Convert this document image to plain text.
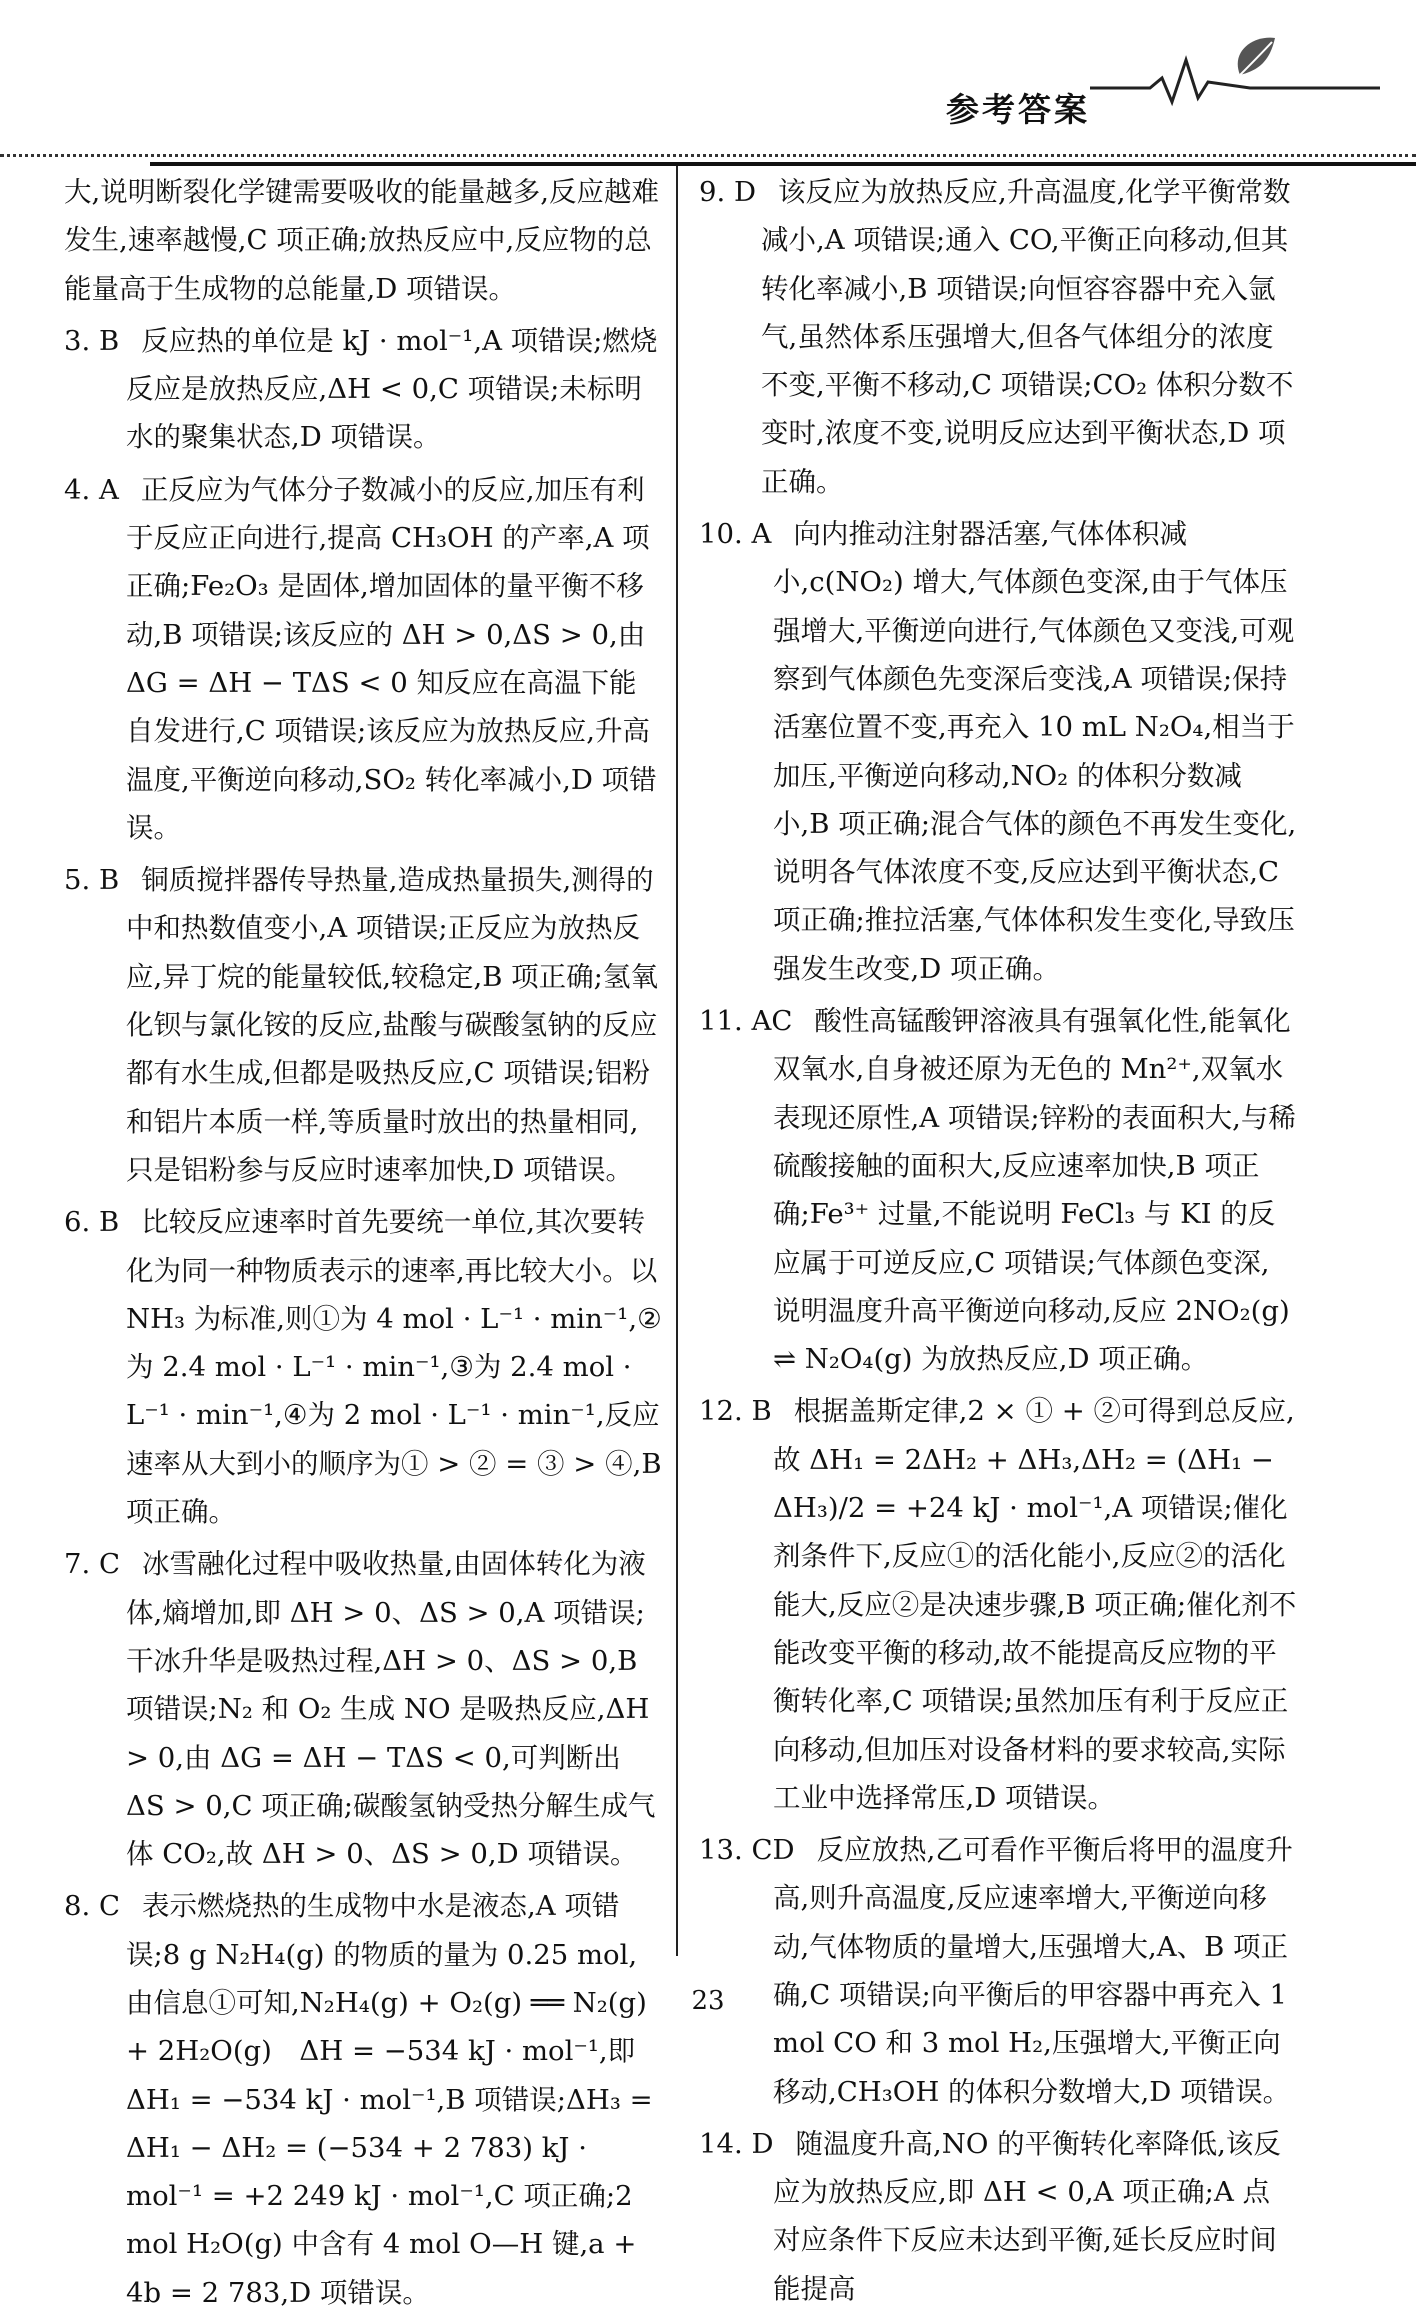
参考答案
大,说明断裂化学键需要吸收的能量越多,反应越难发生,速率越慢,C 项正确;放热反应中,反应物的总能量高于生成物的总能量,D 项错误。
3. B 反应热的单位是 kJ · mol⁻¹,A 项错误;燃烧反应是放热反应,ΔH < 0,C 项错误;未标明水的聚集状态,D 项错误。
4. A 正反应为气体分子数减小的反应,加压有利于反应正向进行,提高 CH₃OH 的产率,A 项正确;Fe₂O₃ 是固体,增加固体的量平衡不移动,B 项错误;该反应的 ΔH > 0,ΔS > 0,由 ΔG = ΔH − TΔS < 0 知反应在高温下能自发进行,C 项错误;该反应为放热反应,升高温度,平衡逆向移动,SO₂ 转化率减小,D 项错误。
5. B 铜质搅拌器传导热量,造成热量损失,测得的中和热数值变小,A 项错误;正反应为放热反应,异丁烷的能量较低,较稳定,B 项正确;氢氧化钡与氯化铵的反应,盐酸与碳酸氢钠的反应都有水生成,但都是吸热反应,C 项错误;铝粉和铝片本质一样,等质量时放出的热量相同,只是铝粉参与反应时速率加快,D 项错误。
6. B 比较反应速率时首先要统一单位,其次要转化为同一种物质表示的速率,再比较大小。以 NH₃ 为标准,则①为 4 mol · L⁻¹ · min⁻¹,②为 2.4 mol · L⁻¹ · min⁻¹,③为 2.4 mol · L⁻¹ · min⁻¹,④为 2 mol · L⁻¹ · min⁻¹,反应速率从大到小的顺序为① > ② = ③ > ④,B 项正确。
7. C 冰雪融化过程中吸收热量,由固体转化为液体,熵增加,即 ΔH > 0、ΔS > 0,A 项错误;干冰升华是吸热过程,ΔH > 0、ΔS > 0,B 项错误;N₂ 和 O₂ 生成 NO 是吸热反应,ΔH > 0,由 ΔG = ΔH − TΔS < 0,可判断出 ΔS > 0,C 项正确;碳酸氢钠受热分解生成气体 CO₂,故 ΔH > 0、ΔS > 0,D 项错误。
8. C 表示燃烧热的生成物中水是液态,A 项错误;8 g N₂H₄(g) 的物质的量为 0.25 mol,由信息①可知,N₂H₄(g) + O₂(g) ══ N₂(g) + 2H₂O(g)　ΔH = −534 kJ · mol⁻¹,即 ΔH₁ = −534 kJ · mol⁻¹,B 项错误;ΔH₃ = ΔH₁ − ΔH₂ = (−534 + 2 783) kJ · mol⁻¹ = +2 249 kJ · mol⁻¹,C 项正确;2 mol H₂O(g) 中含有 4 mol O—H 键,a + 4b = 2 783,D 项错误。
9. D 该反应为放热反应,升高温度,化学平衡常数减小,A 项错误;通入 CO,平衡正向移动,但其转化率减小,B 项错误;向恒容容器中充入氩气,虽然体系压强增大,但各气体组分的浓度不变,平衡不移动,C 项错误;CO₂ 体积分数不变时,浓度不变,说明反应达到平衡状态,D 项正确。
10. A 向内推动注射器活塞,气体体积减小,c(NO₂) 增大,气体颜色变深,由于气体压强增大,平衡逆向进行,气体颜色又变浅,可观察到气体颜色先变深后变浅,A 项错误;保持活塞位置不变,再充入 10 mL N₂O₄,相当于加压,平衡逆向移动,NO₂ 的体积分数减小,B 项正确;混合气体的颜色不再发生变化,说明各气体浓度不变,反应达到平衡状态,C 项正确;推拉活塞,气体体积发生变化,导致压强发生改变,D 项正确。
11. AC 酸性高锰酸钾溶液具有强氧化性,能氧化双氧水,自身被还原为无色的 Mn²⁺,双氧水表现还原性,A 项错误;锌粉的表面积大,与稀硫酸接触的面积大,反应速率加快,B 项正确;Fe³⁺ 过量,不能说明 FeCl₃ 与 KI 的反应属于可逆反应,C 项错误;气体颜色变深,说明温度升高平衡逆向移动,反应 2NO₂(g) ⇌ N₂O₄(g) 为放热反应,D 项正确。
12. B 根据盖斯定律,2 × ① + ②可得到总反应,故 ΔH₁ = 2ΔH₂ + ΔH₃,ΔH₂ = (ΔH₁ − ΔH₃)/2 = +24 kJ · mol⁻¹,A 项错误;催化剂条件下,反应①的活化能小,反应②的活化能大,反应②是决速步骤,B 项正确;催化剂不能改变平衡的移动,故不能提高反应物的平衡转化率,C 项错误;虽然加压有利于反应正向移动,但加压对设备材料的要求较高,实际工业中选择常压,D 项错误。
13. CD 反应放热,乙可看作平衡后将甲的温度升高,则升高温度,反应速率增大,平衡逆向移动,气体物质的量增大,压强增大,A、B 项正确,C 项错误;向平衡后的甲容器中再充入 1 mol CO 和 3 mol H₂,压强增大,平衡正向移动,CH₃OH 的体积分数增大,D 项错误。
14. D 随温度升高,NO 的平衡转化率降低,该反应为放热反应,即 ΔH < 0,A 项正确;A 点对应条件下反应未达到平衡,延长反应时间能提高
23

-------

WHAT TO WORK ON: Copy all lines above containing the string "CH₃OH".

SOLVED EXERCISE:
4. A 正反应为气体分子数减小的反应,加压有利于反应正向进行,提高 CH₃OH 的产率,A 项正确;Fe₂O₃ 是固体,增加固体的量平衡不移动,B 项错误;该反应的 ΔH > 0,ΔS > 0,由 ΔG = ΔH − TΔS < 0 知反应在高温下能自发进行,C 项错误;该反应为放热反应,升高温度,平衡逆向移动,SO₂ 转化率减小,D 项错误。
13. CD 反应放热,乙可看作平衡后将甲的温度升高,则升高温度,反应速率增大,平衡逆向移动,气体物质的量增大,压强增大,A、B 项正确,C 项错误;向平衡后的甲容器中再充入 1 mol CO 和 3 mol H₂,压强增大,平衡正向移动,CH₃OH 的体积分数增大,D 项错误。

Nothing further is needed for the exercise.